Requirements: Nothing may be dropped or altered: reproduce all the data.

Excerpted records:
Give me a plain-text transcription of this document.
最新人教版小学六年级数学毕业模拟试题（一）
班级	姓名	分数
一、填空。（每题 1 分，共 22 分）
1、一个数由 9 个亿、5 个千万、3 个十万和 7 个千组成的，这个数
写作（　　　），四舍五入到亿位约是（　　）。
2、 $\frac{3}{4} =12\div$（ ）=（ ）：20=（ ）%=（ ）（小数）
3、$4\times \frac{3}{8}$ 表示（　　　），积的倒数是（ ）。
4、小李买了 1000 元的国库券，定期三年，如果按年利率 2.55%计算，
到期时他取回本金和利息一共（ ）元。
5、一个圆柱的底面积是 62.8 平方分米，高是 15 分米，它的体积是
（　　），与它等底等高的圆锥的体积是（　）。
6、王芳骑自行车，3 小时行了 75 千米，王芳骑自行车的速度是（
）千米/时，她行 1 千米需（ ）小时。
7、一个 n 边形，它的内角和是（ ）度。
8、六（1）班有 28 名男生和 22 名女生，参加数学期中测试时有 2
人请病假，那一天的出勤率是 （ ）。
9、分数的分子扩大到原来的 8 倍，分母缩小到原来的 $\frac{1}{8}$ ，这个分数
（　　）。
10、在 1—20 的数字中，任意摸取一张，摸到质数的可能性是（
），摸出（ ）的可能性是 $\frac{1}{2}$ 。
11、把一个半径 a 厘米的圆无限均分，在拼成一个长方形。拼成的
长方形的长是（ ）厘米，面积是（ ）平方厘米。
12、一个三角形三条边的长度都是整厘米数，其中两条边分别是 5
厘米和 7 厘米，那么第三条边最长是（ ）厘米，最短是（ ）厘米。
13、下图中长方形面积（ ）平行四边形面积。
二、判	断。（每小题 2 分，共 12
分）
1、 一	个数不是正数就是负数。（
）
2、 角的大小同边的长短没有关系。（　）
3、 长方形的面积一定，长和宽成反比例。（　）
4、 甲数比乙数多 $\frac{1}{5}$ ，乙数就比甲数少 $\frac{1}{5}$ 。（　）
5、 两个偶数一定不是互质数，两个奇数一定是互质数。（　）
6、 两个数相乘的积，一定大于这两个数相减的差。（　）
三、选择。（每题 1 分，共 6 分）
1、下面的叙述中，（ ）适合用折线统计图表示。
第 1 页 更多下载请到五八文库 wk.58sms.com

Task answer:
Give me a plain-text transcription of this document.
最新人教版小学六年级数学毕业模拟试题（一）
班级	姓名	分数
一、填空。（每题 1 分，共 22 分）
1、一个数由 9 个亿、5 个千万、3 个十万和 7 个千组成的，这个数
写作（　　　），四舍五入到亿位约是（　　）。
2、 $\frac{3}{4} =12\div$（ ）=（ ）：20=（ ）%=（ ）（小数）
3、$4\times \frac{3}{8}$ 表示（　　　），积的倒数是（ ）。
4、小李买了 1000 元的国库券，定期三年，如果按年利率 2.55%计算，
到期时他取回本金和利息一共（ ）元。
5、一个圆柱的底面积是 62.8 平方分米，高是 15 分米，它的体积是
（　　），与它等底等高的圆锥的体积是（　）。
6、王芳骑自行车，3 小时行了 75 千米，王芳骑自行车的速度是（
）千米/时，她行 1 千米需（ ）小时。
7、一个 n 边形，它的内角和是（ ）度。
8、六（1）班有 28 名男生和 22 名女生，参加数学期中测试时有 2
人请病假，那一天的出勤率是 （ ）。
9、分数的分子扩大到原来的 8 倍，分母缩小到原来的 $\frac{1}{8}$ ，这个分数
（　　）。
10、在 1—20 的数字中，任意摸取一张，摸到质数的可能性是（
），摸出（ ）的可能性是 $\frac{1}{2}$ 。
11、把一个半径 a 厘米的圆无限均分，在拼成一个长方形。拼成的
长方形的长是（ ）厘米，面积是（ ）平方厘米。
12、一个三角形三条边的长度都是整厘米数，其中两条边分别是 5
厘米和 7 厘米，那么第三条边最长是（ ）厘米，最短是（ ）厘米。
13、下图中长方形面积（ ）平行四边形面积。
二、判	断。（每小题 2 分，共 12
分）
1、 一	个数不是正数就是负数。（
）
2、 角的大小同边的长短没有关系。（　）
3、 长方形的面积一定，长和宽成反比例。（　）
4、 甲数比乙数多 $\frac{1}{5}$ ，乙数就比甲数少 $\frac{1}{5}$ 。（　）
5、 两个偶数一定不是互质数，两个奇数一定是互质数。（　）
6、 两个数相乘的积，一定大于这两个数相减的差。（　）
三、选择。（每题 1 分，共 6 分）
1、下面的叙述中，（ ）适合用折线统计图表示。
第 1 页 更多下载请到五八文库 wk.58sms.com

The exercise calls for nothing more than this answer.